* What is asked *
Copy out every line of the data exactly.

※ ※ ※

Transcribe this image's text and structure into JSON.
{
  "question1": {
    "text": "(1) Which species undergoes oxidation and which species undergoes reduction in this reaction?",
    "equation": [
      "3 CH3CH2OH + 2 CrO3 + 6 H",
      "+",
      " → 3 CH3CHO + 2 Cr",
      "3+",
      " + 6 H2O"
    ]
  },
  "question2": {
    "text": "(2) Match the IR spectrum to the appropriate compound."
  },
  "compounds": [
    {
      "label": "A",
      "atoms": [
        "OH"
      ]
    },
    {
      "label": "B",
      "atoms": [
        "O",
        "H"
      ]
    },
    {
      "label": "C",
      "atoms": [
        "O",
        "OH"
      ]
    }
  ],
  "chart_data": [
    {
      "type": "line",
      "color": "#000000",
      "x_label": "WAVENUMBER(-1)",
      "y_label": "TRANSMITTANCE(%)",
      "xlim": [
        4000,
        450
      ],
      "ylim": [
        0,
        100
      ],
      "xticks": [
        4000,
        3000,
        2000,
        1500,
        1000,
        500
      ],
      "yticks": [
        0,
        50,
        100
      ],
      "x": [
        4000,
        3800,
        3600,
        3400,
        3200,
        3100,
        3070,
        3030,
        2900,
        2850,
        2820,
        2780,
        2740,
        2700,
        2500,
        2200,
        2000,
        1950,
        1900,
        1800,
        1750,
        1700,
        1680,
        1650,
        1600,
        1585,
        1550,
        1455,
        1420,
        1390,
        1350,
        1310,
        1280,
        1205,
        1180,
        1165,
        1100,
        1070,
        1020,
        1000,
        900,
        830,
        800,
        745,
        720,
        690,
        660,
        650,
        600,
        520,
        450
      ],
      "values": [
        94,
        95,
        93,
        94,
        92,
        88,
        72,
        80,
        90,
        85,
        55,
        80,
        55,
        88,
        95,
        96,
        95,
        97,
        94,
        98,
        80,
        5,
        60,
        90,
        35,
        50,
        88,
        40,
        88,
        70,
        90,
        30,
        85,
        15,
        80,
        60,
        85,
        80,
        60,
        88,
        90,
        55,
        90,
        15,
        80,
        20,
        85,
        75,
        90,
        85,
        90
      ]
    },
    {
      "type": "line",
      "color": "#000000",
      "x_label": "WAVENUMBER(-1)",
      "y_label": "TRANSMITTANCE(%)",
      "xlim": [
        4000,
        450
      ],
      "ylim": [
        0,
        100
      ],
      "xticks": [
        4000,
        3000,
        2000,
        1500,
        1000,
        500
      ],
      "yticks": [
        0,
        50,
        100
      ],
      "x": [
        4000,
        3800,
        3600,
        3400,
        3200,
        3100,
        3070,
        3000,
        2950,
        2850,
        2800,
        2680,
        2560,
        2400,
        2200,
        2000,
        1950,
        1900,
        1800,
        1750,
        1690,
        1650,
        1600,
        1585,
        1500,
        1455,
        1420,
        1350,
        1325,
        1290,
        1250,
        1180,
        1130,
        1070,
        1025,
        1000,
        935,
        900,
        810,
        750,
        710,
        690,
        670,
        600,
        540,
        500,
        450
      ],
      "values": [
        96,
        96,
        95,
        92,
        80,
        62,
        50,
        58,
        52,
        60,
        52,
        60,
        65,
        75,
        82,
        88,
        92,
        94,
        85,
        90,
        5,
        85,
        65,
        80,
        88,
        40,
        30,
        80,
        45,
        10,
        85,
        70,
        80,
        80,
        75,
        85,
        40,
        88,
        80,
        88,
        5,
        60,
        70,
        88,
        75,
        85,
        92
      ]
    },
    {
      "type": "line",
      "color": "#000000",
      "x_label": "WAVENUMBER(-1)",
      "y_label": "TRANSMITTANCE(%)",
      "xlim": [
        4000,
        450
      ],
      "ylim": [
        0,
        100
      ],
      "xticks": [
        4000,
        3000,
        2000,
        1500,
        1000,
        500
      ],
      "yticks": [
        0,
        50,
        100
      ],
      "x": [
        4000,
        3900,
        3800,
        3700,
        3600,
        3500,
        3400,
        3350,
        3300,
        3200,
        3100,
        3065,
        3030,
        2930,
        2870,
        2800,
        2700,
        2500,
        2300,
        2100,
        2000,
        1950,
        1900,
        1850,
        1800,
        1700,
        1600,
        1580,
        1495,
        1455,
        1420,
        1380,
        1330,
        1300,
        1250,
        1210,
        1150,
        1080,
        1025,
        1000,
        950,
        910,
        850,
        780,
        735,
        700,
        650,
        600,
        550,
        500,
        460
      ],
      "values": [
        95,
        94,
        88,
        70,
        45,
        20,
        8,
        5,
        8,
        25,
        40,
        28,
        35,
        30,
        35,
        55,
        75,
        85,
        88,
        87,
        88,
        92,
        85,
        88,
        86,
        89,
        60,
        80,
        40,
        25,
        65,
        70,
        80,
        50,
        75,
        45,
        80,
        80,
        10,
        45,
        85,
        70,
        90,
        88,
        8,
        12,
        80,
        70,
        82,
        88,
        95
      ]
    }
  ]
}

※ ※ ※

* Reply *
Transcribe this image's text and structure into JSON.
{
  "question1": {
    "text": "(1) Which species undergoes oxidation and which species undergoes reduction in this reaction?",
    "equation": [
      "3 CH3CH2OH + 2 CrO3 + 6 H",
      "+",
      " → 3 CH3CHO + 2 Cr",
      "3+",
      " + 6 H2O"
    ]
  },
  "question2": {
    "text": "(2) Match the IR spectrum to the appropriate compound."
  },
  "compounds": [
    {
      "label": "A",
      "atoms": [
        "OH"
      ]
    },
    {
      "label": "B",
      "atoms": [
        "O",
        "H"
      ]
    },
    {
      "label": "C",
      "atoms": [
        "O",
        "OH"
      ]
    }
  ],
  "chart_data": [
    {
      "type": "line",
      "color": "#000000",
      "x_label": "WAVENUMBER(-1)",
      "y_label": "TRANSMITTANCE(%)",
      "xlim": [
        4000,
        450
      ],
      "ylim": [
        0,
        100
      ],
      "xticks": [
        4000,
        3000,
        2000,
        1500,
        1000,
        500
      ],
      "yticks": [
        0,
        50,
        100
      ],
      "x": [
        4000,
        3800,
        3600,
        3400,
        3200,
        3100,
        3070,
        3030,
        2900,
        2850,
        2820,
        2780,
        2740,
        2700,
        2500,
        2200,
        2000,
        1950,
        1900,
        1800,
        1750,
        1700,
        1680,
        1650,
        1600,
        1585,
        1550,
        1455,
        1420,
        1390,
        1350,
        1310,
        1280,
        1205,
        1180,
        1165,
        1100,
        1070,
        1020,
        1000,
        900,
        830,
        800,
        745,
        720,
        690,
        660,
        650,
        600,
        520,
        450
      ],
      "values": [
        94,
        95,
        93,
        94,
        92,
        88,
        72,
        80,
        90,
        85,
        55,
        80,
        55,
        88,
        95,
        96,
        95,
        97,
        94,
        98,
        80,
        5,
        60,
        90,
        35,
        50,
        88,
        40,
        88,
        70,
        90,
        30,
        85,
        15,
        80,
        60,
        85,
        80,
        60,
        88,
        90,
        55,
        90,
        15,
        80,
        20,
        85,
        75,
        90,
        85,
        90
      ]
    },
    {
      "type": "line",
      "color": "#000000",
      "x_label": "WAVENUMBER(-1)",
      "y_label": "TRANSMITTANCE(%)",
      "xlim": [
        4000,
        450
      ],
      "ylim": [
        0,
        100
      ],
      "xticks": [
        4000,
        3000,
        2000,
        1500,
        1000,
        500
      ],
      "yticks": [
        0,
        50,
        100
      ],
      "x": [
        4000,
        3800,
        3600,
        3400,
        3200,
        3100,
        3070,
        3000,
        2950,
        2850,
        2800,
        2680,
        2560,
        2400,
        2200,
        2000,
        1950,
        1900,
        1800,
        1750,
        1690,
        1650,
        1600,
        1585,
        1500,
        1455,
        1420,
        1350,
        1325,
        1290,
        1250,
        1180,
        1130,
        1070,
        1025,
        1000,
        935,
        900,
        810,
        750,
        710,
        690,
        670,
        600,
        540,
        500,
        450
      ],
      "values": [
        96,
        96,
        95,
        92,
        80,
        62,
        50,
        58,
        52,
        60,
        52,
        60,
        65,
        75,
        82,
        88,
        92,
        94,
        85,
        90,
        5,
        85,
        65,
        80,
        88,
        40,
        30,
        80,
        45,
        10,
        85,
        70,
        80,
        80,
        75,
        85,
        40,
        88,
        80,
        88,
        5,
        60,
        70,
        88,
        75,
        85,
        92
      ]
    },
    {
      "type": "line",
      "color": "#000000",
      "x_label": "WAVENUMBER(-1)",
      "y_label": "TRANSMITTANCE(%)",
      "xlim": [
        4000,
        450
      ],
      "ylim": [
        0,
        100
      ],
      "xticks": [
        4000,
        3000,
        2000,
        1500,
        1000,
        500
      ],
      "yticks": [
        0,
        50,
        100
      ],
      "x": [
        4000,
        3900,
        3800,
        3700,
        3600,
        3500,
        3400,
        3350,
        3300,
        3200,
        3100,
        3065,
        3030,
        2930,
        2870,
        2800,
        2700,
        2500,
        2300,
        2100,
        2000,
        1950,
        1900,
        1850,
        1800,
        1700,
        1600,
        1580,
        1495,
        1455,
        1420,
        1380,
        1330,
        1300,
        1250,
        1210,
        1150,
        1080,
        1025,
        1000,
        950,
        910,
        850,
        780,
        735,
        700,
        650,
        600,
        550,
        500,
        460
      ],
      "values": [
        95,
        94,
        88,
        70,
        45,
        20,
        8,
        5,
        8,
        25,
        40,
        28,
        35,
        30,
        35,
        55,
        75,
        85,
        88,
        87,
        88,
        92,
        85,
        88,
        86,
        89,
        60,
        80,
        40,
        25,
        65,
        70,
        80,
        50,
        75,
        45,
        80,
        80,
        10,
        45,
        85,
        70,
        90,
        88,
        8,
        12,
        80,
        70,
        82,
        88,
        95
      ]
    }
  ]
}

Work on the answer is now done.